_Task statement_. Copy every entry word for word, but skip the pictures.

_Records to use_.
━━━━━━
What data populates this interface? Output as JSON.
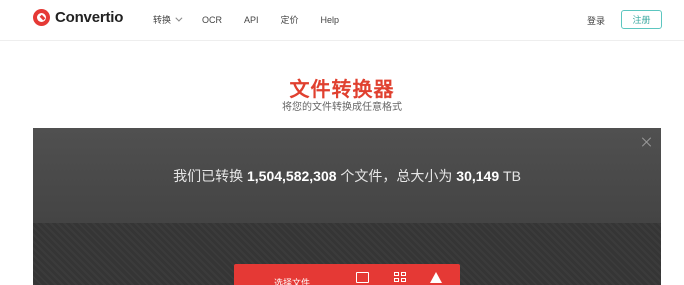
{
  "header": {
    "logo_text": "Convertio",
    "nav": [
      {
        "label": "转换",
        "has_dropdown": true
      },
      {
        "label": "OCR",
        "has_dropdown": false
      },
      {
        "label": "API",
        "has_dropdown": false
      },
      {
        "label": "定价",
        "has_dropdown": false
      },
      {
        "label": "Help",
        "has_dropdown": false
      }
    ],
    "login_label": "登录",
    "register_label": "注册"
  },
  "hero": {
    "title": "文件转换器",
    "subtitle": "将您的文件转换成任意格式"
  },
  "panel": {
    "stats_prefix": "我们已转换",
    "files_count": "1,504,582,308",
    "stats_middle": "个文件，总大小为",
    "total_size": "30,149",
    "size_unit": "TB",
    "choose_files_label": "选择文件"
  },
  "colors": {
    "brand": "#e53935",
    "accent": "#5cc6c0",
    "panel_bg": "#3a3a3a"
  }
}
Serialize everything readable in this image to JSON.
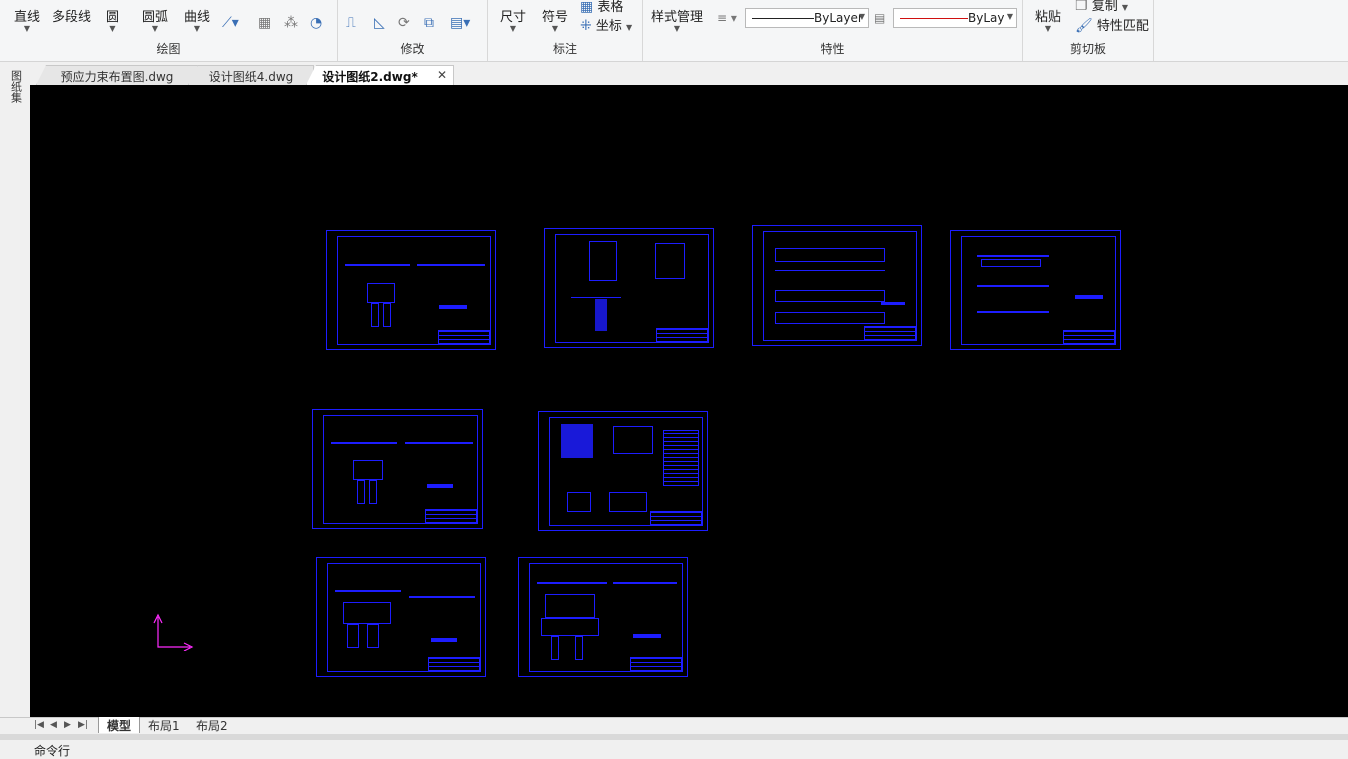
{
  "ribbon": {
    "draw_panel": {
      "title": "绘图",
      "line": "直线",
      "polyline": "多段线",
      "circle": "圆",
      "arc": "圆弧",
      "curve": "曲线"
    },
    "modify_panel": {
      "title": "修改"
    },
    "annotate_panel": {
      "title": "标注",
      "dimension": "尺寸",
      "symbol": "符号",
      "table": "表格",
      "coordinate": "坐标"
    },
    "properties_panel": {
      "title": "特性",
      "style_manager": "样式管理",
      "linetype_value": "ByLayer",
      "lineweight_value": "ByLayer"
    },
    "clipboard_panel": {
      "title": "剪切板",
      "paste": "粘贴",
      "copy": "复制",
      "match_properties": "特性匹配"
    }
  },
  "side_button": "图纸集",
  "doc_tabs": [
    {
      "label": "预应力束布置图.dwg",
      "active": false
    },
    {
      "label": "设计图纸4.dwg",
      "active": false
    },
    {
      "label": "设计图纸2.dwg*",
      "active": true
    }
  ],
  "layout_tabs": [
    {
      "label": "模型",
      "active": true
    },
    {
      "label": "布局1",
      "active": false
    },
    {
      "label": "布局2",
      "active": false
    }
  ],
  "command_line": "命令行",
  "colors": {
    "canvas": "#000000",
    "drawing_lines": "#1d1dff",
    "ucs_icon": "#ff2bff",
    "linetype_sample": "#222222",
    "lineweight_sample": "#d01010"
  }
}
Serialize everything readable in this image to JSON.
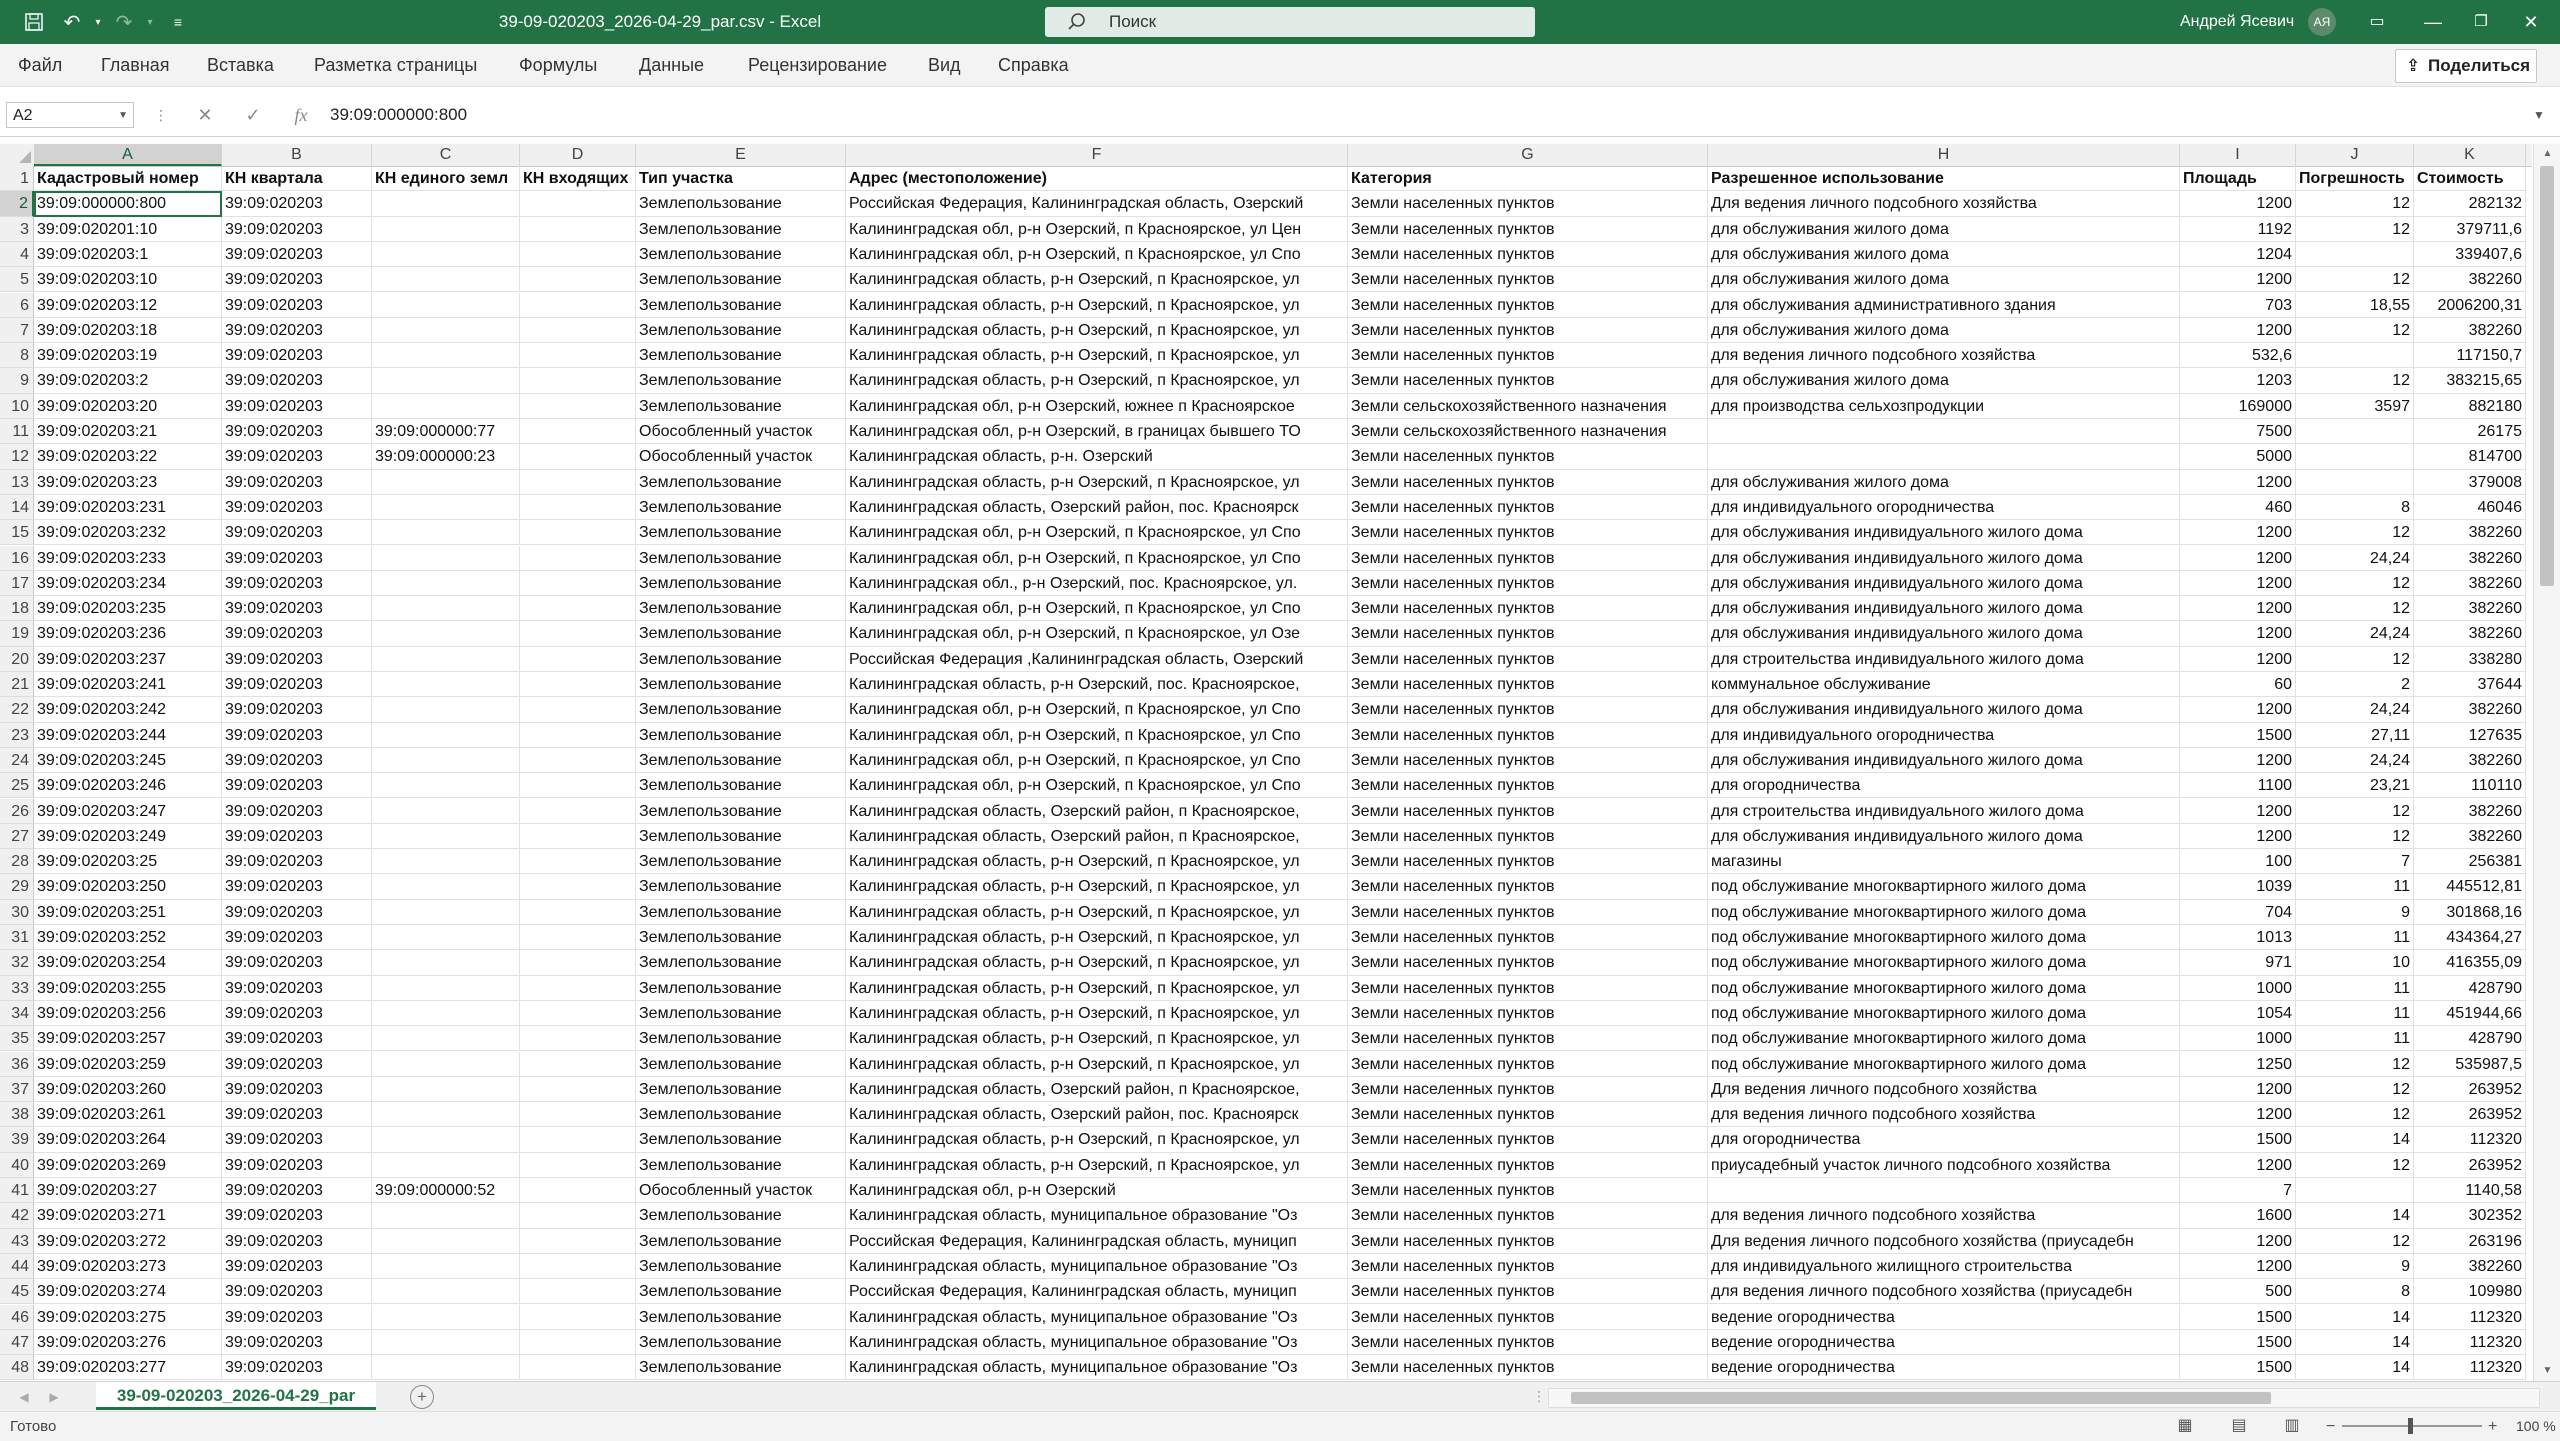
━━━━━━
_Solution to this problem_.
What data populates this interface? Output as JSON.
{
  "header": {
    "logo_text": "Convertio",
    "nav": [
      {
        "label": "转换",
        "has_dropdown": true
      },
      {
        "label": "OCR",
        "has_dropdown": false
      },
      {
        "label": "API",
        "has_dropdown": false
      },
      {
        "label": "定价",
        "has_dropdown": false
      },
      {
        "label": "Help",
        "has_dropdown": false
      }
    ],
    "login_label": "登录",
    "register_label": "注册"
  },
  "hero": {
    "title": "文件转换器",
    "subtitle": "将您的文件转换成任意格式"
  },
  "panel": {
    "stats_prefix": "我们已转换",
    "files_count": "1,504,582,308",
    "stats_middle": "个文件，总大小为",
    "total_size": "30,149",
    "size_unit": "TB",
    "choose_files_label": "选择文件"
  },
  "colors": {
    "brand": "#e53935",
    "accent": "#5cc6c0",
    "panel_bg": "#3a3a3a"
  }
}
Serialize everything readable in this image to JSON.
{
  "ribbon": {
    "draw_panel": {
      "title": "绘图",
      "line": "直线",
      "polyline": "多段线",
      "circle": "圆",
      "arc": "圆弧",
      "curve": "曲线"
    },
    "modify_panel": {
      "title": "修改"
    },
    "annotate_panel": {
      "title": "标注",
      "dimension": "尺寸",
      "symbol": "符号",
      "table": "表格",
      "coordinate": "坐标"
    },
    "properties_panel": {
      "title": "特性",
      "style_manager": "样式管理",
      "linetype_value": "ByLayer",
      "lineweight_value": "ByLayer"
    },
    "clipboard_panel": {
      "title": "剪切板",
      "paste": "粘贴",
      "copy": "复制",
      "match_properties": "特性匹配"
    }
  },
  "side_button": "图纸集",
  "doc_tabs": [
    {
      "label": "预应力束布置图.dwg",
      "active": false
    },
    {
      "label": "设计图纸4.dwg",
      "active": false
    },
    {
      "label": "设计图纸2.dwg*",
      "active": true
    }
  ],
  "layout_tabs": [
    {
      "label": "模型",
      "active": true
    },
    {
      "label": "布局1",
      "active": false
    },
    {
      "label": "布局2",
      "active": false
    }
  ],
  "command_line": "命令行",
  "colors": {
    "canvas": "#000000",
    "drawing_lines": "#1d1dff",
    "ucs_icon": "#ff2bff",
    "linetype_sample": "#222222",
    "lineweight_sample": "#d01010"
  }
}
Serialize everything readable in this image to JSON.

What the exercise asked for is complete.